Input records:
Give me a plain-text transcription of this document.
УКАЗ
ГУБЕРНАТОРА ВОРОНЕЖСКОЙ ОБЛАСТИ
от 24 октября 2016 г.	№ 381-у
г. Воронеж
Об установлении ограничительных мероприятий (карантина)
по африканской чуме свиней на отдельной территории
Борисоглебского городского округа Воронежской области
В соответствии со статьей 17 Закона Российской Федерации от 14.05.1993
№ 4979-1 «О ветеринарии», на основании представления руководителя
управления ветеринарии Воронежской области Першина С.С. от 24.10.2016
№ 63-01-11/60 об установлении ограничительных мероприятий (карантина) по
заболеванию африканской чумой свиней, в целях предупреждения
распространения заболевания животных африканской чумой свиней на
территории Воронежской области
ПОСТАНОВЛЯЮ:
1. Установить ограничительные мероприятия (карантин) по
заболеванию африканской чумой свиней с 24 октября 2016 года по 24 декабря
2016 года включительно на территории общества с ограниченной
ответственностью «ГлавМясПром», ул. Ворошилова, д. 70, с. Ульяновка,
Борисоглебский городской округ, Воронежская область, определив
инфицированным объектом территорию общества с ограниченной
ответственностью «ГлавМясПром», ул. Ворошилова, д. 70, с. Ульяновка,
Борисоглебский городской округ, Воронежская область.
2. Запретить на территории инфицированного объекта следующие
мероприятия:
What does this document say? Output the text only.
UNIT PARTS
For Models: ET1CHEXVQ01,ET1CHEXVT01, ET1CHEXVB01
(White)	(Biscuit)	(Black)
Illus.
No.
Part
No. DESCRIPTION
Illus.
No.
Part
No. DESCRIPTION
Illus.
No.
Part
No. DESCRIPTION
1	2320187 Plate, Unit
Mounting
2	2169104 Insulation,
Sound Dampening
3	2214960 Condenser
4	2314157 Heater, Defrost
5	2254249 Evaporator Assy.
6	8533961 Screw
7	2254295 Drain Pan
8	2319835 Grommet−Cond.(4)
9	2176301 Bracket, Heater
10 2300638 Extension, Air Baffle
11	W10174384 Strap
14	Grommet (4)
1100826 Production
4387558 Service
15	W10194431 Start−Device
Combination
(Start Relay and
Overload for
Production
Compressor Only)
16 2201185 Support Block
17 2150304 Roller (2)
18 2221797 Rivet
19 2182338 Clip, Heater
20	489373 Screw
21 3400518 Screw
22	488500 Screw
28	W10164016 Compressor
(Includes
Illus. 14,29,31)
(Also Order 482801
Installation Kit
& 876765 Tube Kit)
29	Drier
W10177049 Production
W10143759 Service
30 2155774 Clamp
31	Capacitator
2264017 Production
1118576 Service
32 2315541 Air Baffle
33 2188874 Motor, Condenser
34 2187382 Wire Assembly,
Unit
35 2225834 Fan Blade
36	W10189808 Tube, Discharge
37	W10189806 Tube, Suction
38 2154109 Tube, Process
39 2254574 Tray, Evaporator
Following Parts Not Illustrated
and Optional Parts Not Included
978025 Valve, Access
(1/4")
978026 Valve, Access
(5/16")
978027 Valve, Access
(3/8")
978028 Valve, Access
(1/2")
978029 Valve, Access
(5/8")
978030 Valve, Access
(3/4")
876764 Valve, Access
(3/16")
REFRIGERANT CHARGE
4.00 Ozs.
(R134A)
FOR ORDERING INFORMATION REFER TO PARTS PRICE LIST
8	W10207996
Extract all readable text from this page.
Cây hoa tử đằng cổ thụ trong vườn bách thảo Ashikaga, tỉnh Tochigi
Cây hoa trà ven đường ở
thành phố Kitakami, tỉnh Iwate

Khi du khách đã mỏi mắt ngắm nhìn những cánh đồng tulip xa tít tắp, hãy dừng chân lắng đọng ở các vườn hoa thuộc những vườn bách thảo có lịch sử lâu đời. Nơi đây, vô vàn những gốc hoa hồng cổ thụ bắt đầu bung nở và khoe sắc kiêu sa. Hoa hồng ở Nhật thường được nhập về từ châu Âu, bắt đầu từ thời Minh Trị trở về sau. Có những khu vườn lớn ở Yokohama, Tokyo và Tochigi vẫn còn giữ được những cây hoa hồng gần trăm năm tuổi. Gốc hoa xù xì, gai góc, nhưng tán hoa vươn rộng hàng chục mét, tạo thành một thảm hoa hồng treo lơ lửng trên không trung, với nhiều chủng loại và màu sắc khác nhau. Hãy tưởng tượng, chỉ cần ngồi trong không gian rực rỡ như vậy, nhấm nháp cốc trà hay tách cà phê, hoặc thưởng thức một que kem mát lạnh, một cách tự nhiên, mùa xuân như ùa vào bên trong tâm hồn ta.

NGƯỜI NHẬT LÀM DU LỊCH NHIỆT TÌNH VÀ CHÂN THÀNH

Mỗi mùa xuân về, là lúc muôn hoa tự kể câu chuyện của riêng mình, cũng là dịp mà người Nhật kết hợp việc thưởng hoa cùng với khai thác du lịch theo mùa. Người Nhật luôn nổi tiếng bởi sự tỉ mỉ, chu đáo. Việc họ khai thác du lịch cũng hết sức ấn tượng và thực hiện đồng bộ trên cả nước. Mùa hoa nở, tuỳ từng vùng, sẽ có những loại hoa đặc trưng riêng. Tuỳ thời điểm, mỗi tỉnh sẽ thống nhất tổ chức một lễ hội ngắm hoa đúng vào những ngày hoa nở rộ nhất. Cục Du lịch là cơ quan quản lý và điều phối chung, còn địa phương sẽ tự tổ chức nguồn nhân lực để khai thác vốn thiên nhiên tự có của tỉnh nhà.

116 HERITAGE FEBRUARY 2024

What is needed: Every entry in the listing must be retyped exactly.

Answer to the problem:
Give me a plain-text transcription of this document.
УКАЗ
ГУБЕРНАТОРА ВОРОНЕЖСКОЙ ОБЛАСТИ
от 24 октября 2016 г.	№ 381-у
г. Воронеж
Об установлении ограничительных мероприятий (карантина)
по африканской чуме свиней на отдельной территории
Борисоглебского городского округа Воронежской области
В соответствии со статьей 17 Закона Российской Федерации от 14.05.1993
№ 4979-1 «О ветеринарии», на основании представления руководителя
управления ветеринарии Воронежской области Першина С.С. от 24.10.2016
№ 63-01-11/60 об установлении ограничительных мероприятий (карантина) по
заболеванию африканской чумой свиней, в целях предупреждения
распространения заболевания животных африканской чумой свиней на
территории Воронежской области
ПОСТАНОВЛЯЮ:
1. Установить ограничительные мероприятия (карантин) по
заболеванию африканской чумой свиней с 24 октября 2016 года по 24 декабря
2016 года включительно на территории общества с ограниченной
ответственностью «ГлавМясПром», ул. Ворошилова, д. 70, с. Ульяновка,
Борисоглебский городской округ, Воронежская область, определив
инфицированным объектом территорию общества с ограниченной
ответственностью «ГлавМясПром», ул. Ворошилова, д. 70, с. Ульяновка,
Борисоглебский городской округ, Воронежская область.
2. Запретить на территории инфицированного объекта следующие
мероприятия:
What does this document say? Output the text only.
UNIT PARTS
For Models: ET1CHEXVQ01,ET1CHEXVT01, ET1CHEXVB01
(White)	(Biscuit)	(Black)
Illus.
No.
Part
No. DESCRIPTION
Illus.
No.
Part
No. DESCRIPTION
Illus.
No.
Part
No. DESCRIPTION
1	2320187 Plate, Unit
Mounting
2	2169104 Insulation,
Sound Dampening
3	2214960 Condenser
4	2314157 Heater, Defrost
5	2254249 Evaporator Assy.
6	8533961 Screw
7	2254295 Drain Pan
8	2319835 Grommet−Cond.(4)
9	2176301 Bracket, Heater
10 2300638 Extension, Air Baffle
11	W10174384 Strap
14	Grommet (4)
1100826 Production
4387558 Service
15	W10194431 Start−Device
Combination
(Start Relay and
Overload for
Production
Compressor Only)
16 2201185 Support Block
17 2150304 Roller (2)
18 2221797 Rivet
19 2182338 Clip, Heater
20	489373 Screw
21 3400518 Screw
22	488500 Screw
28	W10164016 Compressor
(Includes
Illus. 14,29,31)
(Also Order 482801
Installation Kit
& 876765 Tube Kit)
29	Drier
W10177049 Production
W10143759 Service
30 2155774 Clamp
31	Capacitator
2264017 Production
1118576 Service
32 2315541 Air Baffle
33 2188874 Motor, Condenser
34 2187382 Wire Assembly,
Unit
35 2225834 Fan Blade
36	W10189808 Tube, Discharge
37	W10189806 Tube, Suction
38 2154109 Tube, Process
39 2254574 Tray, Evaporator
Following Parts Not Illustrated
and Optional Parts Not Included
978025 Valve, Access
(1/4")
978026 Valve, Access
(5/16")
978027 Valve, Access
(3/8")
978028 Valve, Access
(1/2")
978029 Valve, Access
(5/8")
978030 Valve, Access
(3/4")
876764 Valve, Access
(3/16")
REFRIGERANT CHARGE
4.00 Ozs.
(R134A)
FOR ORDERING INFORMATION REFER TO PARTS PRICE LIST
8	W10207996
Extract all readable text from this page.
Cây hoa tử đằng cổ thụ trong vườn bách thảo Ashikaga, tỉnh Tochigi
Cây hoa trà ven đường ở
thành phố Kitakami, tỉnh Iwate

Khi du khách đã mỏi mắt ngắm nhìn những cánh đồng tulip xa tít tắp, hãy dừng chân lắng đọng ở các vườn hoa thuộc những vườn bách thảo có lịch sử lâu đời. Nơi đây, vô vàn những gốc hoa hồng cổ thụ bắt đầu bung nở và khoe sắc kiêu sa. Hoa hồng ở Nhật thường được nhập về từ châu Âu, bắt đầu từ thời Minh Trị trở về sau. Có những khu vườn lớn ở Yokohama, Tokyo và Tochigi vẫn còn giữ được những cây hoa hồng gần trăm năm tuổi. Gốc hoa xù xì, gai góc, nhưng tán hoa vươn rộng hàng chục mét, tạo thành một thảm hoa hồng treo lơ lửng trên không trung, với nhiều chủng loại và màu sắc khác nhau. Hãy tưởng tượng, chỉ cần ngồi trong không gian rực rỡ như vậy, nhấm nháp cốc trà hay tách cà phê, hoặc thưởng thức một que kem mát lạnh, một cách tự nhiên, mùa xuân như ùa vào bên trong tâm hồn ta.

NGƯỜI NHẬT LÀM DU LỊCH NHIỆT TÌNH VÀ CHÂN THÀNH

Mỗi mùa xuân về, là lúc muôn hoa tự kể câu chuyện của riêng mình, cũng là dịp mà người Nhật kết hợp việc thưởng hoa cùng với khai thác du lịch theo mùa. Người Nhật luôn nổi tiếng bởi sự tỉ mỉ, chu đáo. Việc họ khai thác du lịch cũng hết sức ấn tượng và thực hiện đồng bộ trên cả nước. Mùa hoa nở, tuỳ từng vùng, sẽ có những loại hoa đặc trưng riêng. Tuỳ thời điểm, mỗi tỉnh sẽ thống nhất tổ chức một lễ hội ngắm hoa đúng vào những ngày hoa nở rộ nhất. Cục Du lịch là cơ quan quản lý và điều phối chung, còn địa phương sẽ tự tổ chức nguồn nhân lực để khai thác vốn thiên nhiên tự có của tỉnh nhà.

116 HERITAGE FEBRUARY 2024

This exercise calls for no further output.